_Opdracht:_ Zet alle regels hieronder om in een genummerde lijst zonder de lege regels. Neem de afbeeldingen niet op in het antwoord.

:::

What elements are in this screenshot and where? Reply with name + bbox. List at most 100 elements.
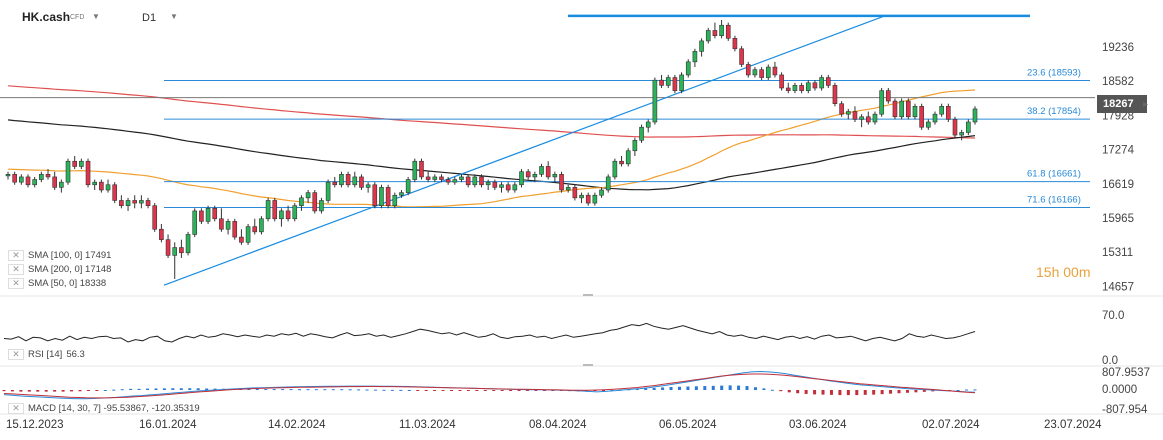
- candle-body: [345, 174, 351, 186]
- sma-100-legend[interactable]: ✕ SMA [100, 0] 17491: [8, 250, 111, 261]
- macd-histogram-bar: [863, 390, 867, 395]
- symbol-dropdown-caret-down-icon[interactable]: ▼: [92, 12, 100, 21]
- x-tick-label: 14.02.2024: [268, 419, 326, 431]
- x-tick-label: 03.06.2024: [789, 419, 847, 431]
- x-tick-label: 16.01.2024: [139, 419, 197, 431]
- candle-body: [719, 24, 724, 36]
- rsi-tick-label: 0.0: [1102, 355, 1118, 367]
- candle-body: [59, 181, 64, 188]
- sma-200-line: [7, 85, 976, 139]
- candle-body: [512, 184, 518, 191]
- resize-handle: [583, 294, 593, 296]
- rsi-legend[interactable]: ✕ RSI [14] 56.3: [8, 349, 85, 360]
- symbol-label[interactable]: HK.cash: [22, 10, 71, 24]
- sma-200-legend[interactable]: ✕ SMA [200, 0] 17148: [8, 264, 111, 275]
- candle-body: [185, 234, 191, 254]
- macd-histogram-bar: [205, 388, 209, 390]
- candle-body: [5, 174, 11, 177]
- macd-legend[interactable]: ✕ MACD [14, 30, 7] -95.53867, -120.35319: [8, 403, 200, 414]
- macd-histogram-bar: [813, 390, 817, 395]
- candle-body: [565, 187, 571, 191]
- timeframe-label[interactable]: D1: [142, 12, 157, 24]
- candle-body: [352, 176, 358, 186]
- macd-histogram-bar: [796, 390, 800, 394]
- macd-histogram-bar: [686, 386, 690, 390]
- macd-histogram-bar: [551, 390, 555, 391]
- candle-body: [952, 119, 958, 136]
- fib-level-label: 61.8 (16661): [1027, 169, 1081, 180]
- close-icon[interactable]: ✕: [8, 250, 24, 261]
- candle-body: [685, 61, 691, 76]
- candle-body: [152, 205, 158, 230]
- candle-body: [625, 150, 631, 165]
- macd-histogram-bar: [965, 389, 969, 391]
- fib-level-label: 71.6 (16166): [1027, 194, 1081, 205]
- candle-body: [365, 184, 371, 188]
- candle-body: [432, 176, 438, 180]
- x-tick-label: 23.07.2024: [1044, 419, 1102, 431]
- macd-histogram-bar: [914, 390, 918, 393]
- trend-line: [163, 15, 886, 286]
- candle-body: [572, 187, 578, 199]
- macd-histogram-bar: [846, 390, 850, 396]
- macd-histogram-bar: [255, 388, 259, 390]
- candle-body: [12, 174, 17, 183]
- macd-histogram-bar: [53, 390, 57, 392]
- candle-body: [172, 247, 178, 256]
- candle-body: [239, 236, 244, 243]
- candle-body: [99, 181, 104, 191]
- macd-tick-label: 0.0000: [1102, 384, 1137, 396]
- candle-body: [692, 51, 698, 63]
- candle-body: [119, 200, 124, 206]
- candle-body: [479, 176, 484, 186]
- bell-icon[interactable]: ▸: [1143, 99, 1149, 110]
- candle-body: [672, 77, 678, 91]
- macd-histogram-bar: [762, 388, 766, 390]
- candle-body: [212, 208, 218, 220]
- candle-body: [745, 64, 751, 76]
- macd-histogram-bar: [399, 389, 403, 391]
- macd-histogram-bar: [441, 390, 445, 391]
- candle-body: [959, 132, 964, 136]
- candle-body: [912, 106, 918, 118]
- candle-body: [219, 218, 224, 230]
- candle-body: [19, 176, 24, 183]
- resize-handle: [583, 364, 593, 366]
- macd-histogram-bar: [669, 386, 673, 390]
- candle-body: [465, 176, 471, 186]
- macd-histogram-bar: [314, 389, 318, 391]
- macd-histogram-bar: [382, 389, 386, 391]
- candle-body: [699, 40, 704, 52]
- macd-histogram-bar: [27, 390, 31, 392]
- macd-histogram-bar: [407, 390, 411, 391]
- close-icon[interactable]: ✕: [8, 349, 24, 360]
- macd-line: [3, 370, 976, 400]
- macd-histogram-bar: [298, 389, 302, 391]
- sma-50-legend[interactable]: ✕ SMA [50, 0] 18338: [8, 278, 106, 289]
- macd-histogram-bar: [728, 385, 732, 390]
- macd-histogram-bar: [525, 390, 529, 391]
- candle-body: [632, 140, 638, 152]
- close-icon[interactable]: ✕: [8, 264, 24, 275]
- candle-body: [652, 79, 658, 123]
- macd-histogram-bar: [475, 390, 479, 391]
- rsi-value: 56.3: [66, 349, 85, 360]
- candle-body: [85, 160, 91, 186]
- candle-body: [932, 113, 938, 123]
- macd-histogram-bar: [517, 390, 521, 391]
- macd-histogram-bar: [897, 390, 901, 394]
- close-icon[interactable]: ✕: [8, 278, 24, 289]
- macd-histogram-bar: [458, 390, 462, 391]
- timeframe-dropdown-caret-down-icon[interactable]: ▼: [170, 12, 178, 21]
- macd-histogram-bar: [146, 388, 150, 390]
- close-icon[interactable]: ✕: [8, 403, 24, 414]
- candle-body: [946, 106, 951, 120]
- macd-histogram-bar: [821, 390, 825, 395]
- y-tick-label: 14657: [1102, 281, 1134, 293]
- candle-body: [825, 77, 831, 86]
- macd-histogram-bar: [179, 388, 183, 390]
- x-tick-label: 11.03.2024: [399, 419, 456, 431]
- macd-histogram-bar: [95, 390, 99, 391]
- candle-body: [359, 176, 364, 188]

:::

_Juiste antwoord:_
1. What elements are in this screenshot and where? Reply with name + bbox. List at most 100 elements.
2. - candle-body: [345, 174, 351, 186]
3. - sma-100-legend[interactable]: ✕ SMA [100, 0] 17491: [8, 250, 111, 261]
4. - macd-histogram-bar: [863, 390, 867, 395]
5. - symbol-dropdown-caret-down-icon[interactable]: ▼: [92, 12, 100, 21]
6. - x-tick-label: 14.02.2024: [268, 419, 326, 431]
7. - x-tick-label: 03.06.2024: [789, 419, 847, 431]
8. - x-tick-label: 16.01.2024: [139, 419, 197, 431]
9. - candle-body: [719, 24, 724, 36]
10. - rsi-tick-label: 0.0: [1102, 355, 1118, 367]
11. - candle-body: [59, 181, 64, 188]
12. - sma-200-line: [7, 85, 976, 139]
13. - candle-body: [512, 184, 518, 191]
14. - resize-handle: [583, 294, 593, 296]
15. - rsi-legend[interactable]: ✕ RSI [14] 56.3: [8, 349, 85, 360]
16. - symbol-label[interactable]: HK.cash: [22, 10, 71, 24]
17. - sma-200-legend[interactable]: ✕ SMA [200, 0] 17148: [8, 264, 111, 275]
18. - candle-body: [185, 234, 191, 254]
19. - macd-histogram-bar: [205, 388, 209, 390]
20. - candle-body: [5, 174, 11, 177]
21. - macd-legend[interactable]: ✕ MACD [14, 30, 7] -95.53867, -120.35319: [8, 403, 200, 414]
22. - macd-histogram-bar: [813, 390, 817, 395]
23. - candle-body: [565, 187, 571, 191]
24. - timeframe-label[interactable]: D1: [142, 12, 157, 24]
25. - candle-body: [352, 176, 358, 186]
26. - macd-histogram-bar: [796, 390, 800, 394]
27. - macd-histogram-bar: [686, 386, 690, 390]
28. - macd-histogram-bar: [551, 390, 555, 391]
29. - candle-body: [952, 119, 958, 136]
30. - fib-level-label: 61.8 (16661): [1027, 169, 1081, 180]
31. - close-icon[interactable]: ✕: [8, 250, 24, 261]
32. - candle-body: [685, 61, 691, 76]
33. - candle-body: [152, 205, 158, 230]
34. - candle-body: [625, 150, 631, 165]
35. - macd-histogram-bar: [965, 389, 969, 391]
36. - fib-level-label: 71.6 (16166): [1027, 194, 1081, 205]
37. - candle-body: [365, 184, 371, 188]
38. - candle-body: [432, 176, 438, 180]
39. - x-tick-label: 23.07.2024: [1044, 419, 1102, 431]
40. - macd-histogram-bar: [914, 390, 918, 393]
41. - trend-line: [163, 15, 886, 286]
42. - candle-body: [572, 187, 578, 199]
43. - macd-histogram-bar: [846, 390, 850, 396]
44. - macd-histogram-bar: [255, 388, 259, 390]
45. - candle-body: [12, 174, 17, 183]
46. - macd-histogram-bar: [53, 390, 57, 392]
47. - candle-body: [172, 247, 178, 256]
48. - candle-body: [239, 236, 244, 243]
49. - candle-body: [99, 181, 104, 191]
50. - macd-tick-label: 0.0000: [1102, 384, 1137, 396]
51. - candle-body: [692, 51, 698, 63]
52. - candle-body: [119, 200, 124, 206]
53. - candle-body: [479, 176, 484, 186]
54. - bell-icon[interactable]: ▸: [1143, 99, 1149, 110]
55. - candle-body: [672, 77, 678, 91]
56. - macd-histogram-bar: [762, 388, 766, 390]
57. - candle-body: [212, 208, 218, 220]
58. - candle-body: [745, 64, 751, 76]
59. - macd-histogram-bar: [399, 389, 403, 391]
60. - macd-histogram-bar: [441, 390, 445, 391]
61. - candle-body: [959, 132, 964, 136]
62. - candle-body: [912, 106, 918, 118]
63. - candle-body: [219, 218, 224, 230]
64. - candle-body: [19, 176, 24, 183]
65. - resize-handle: [583, 364, 593, 366]
66. - macd-histogram-bar: [669, 386, 673, 390]
67. - candle-body: [465, 176, 471, 186]
68. - macd-histogram-bar: [314, 389, 318, 391]
69. - macd-histogram-bar: [382, 389, 386, 391]
70. - candle-body: [699, 40, 704, 52]
71. - macd-histogram-bar: [27, 390, 31, 392]
72. - macd-histogram-bar: [407, 390, 411, 391]
73. - close-icon[interactable]: ✕: [8, 349, 24, 360]
74. - macd-line: [3, 370, 976, 400]
75. - macd-histogram-bar: [298, 389, 302, 391]
76. - sma-50-legend[interactable]: ✕ SMA [50, 0] 18338: [8, 278, 106, 289]
77. - macd-histogram-bar: [728, 385, 732, 390]
78. - macd-histogram-bar: [525, 390, 529, 391]
79. - candle-body: [632, 140, 638, 152]
80. - close-icon[interactable]: ✕: [8, 264, 24, 275]
81. - candle-body: [652, 79, 658, 123]
82. - macd-histogram-bar: [475, 390, 479, 391]
83. - rsi-value: 56.3: [66, 349, 85, 360]
84. - candle-body: [85, 160, 91, 186]
85. - candle-body: [932, 113, 938, 123]
86. - macd-histogram-bar: [517, 390, 521, 391]
87. - macd-histogram-bar: [897, 390, 901, 394]
88. - close-icon[interactable]: ✕: [8, 278, 24, 289]
89. - macd-histogram-bar: [458, 390, 462, 391]
90. - timeframe-dropdown-caret-down-icon[interactable]: ▼: [170, 12, 178, 21]
91. - macd-histogram-bar: [146, 388, 150, 390]
92. - close-icon[interactable]: ✕: [8, 403, 24, 414]
93. - candle-body: [946, 106, 951, 120]
94. - macd-histogram-bar: [821, 390, 825, 395]
95. - y-tick-label: 14657: [1102, 281, 1134, 293]
96. - candle-body: [825, 77, 831, 86]
97. - macd-histogram-bar: [179, 388, 183, 390]
98. - x-tick-label: 11.03.2024: [399, 419, 456, 431]
99. - macd-histogram-bar: [95, 390, 99, 391]
100. - candle-body: [359, 176, 364, 188]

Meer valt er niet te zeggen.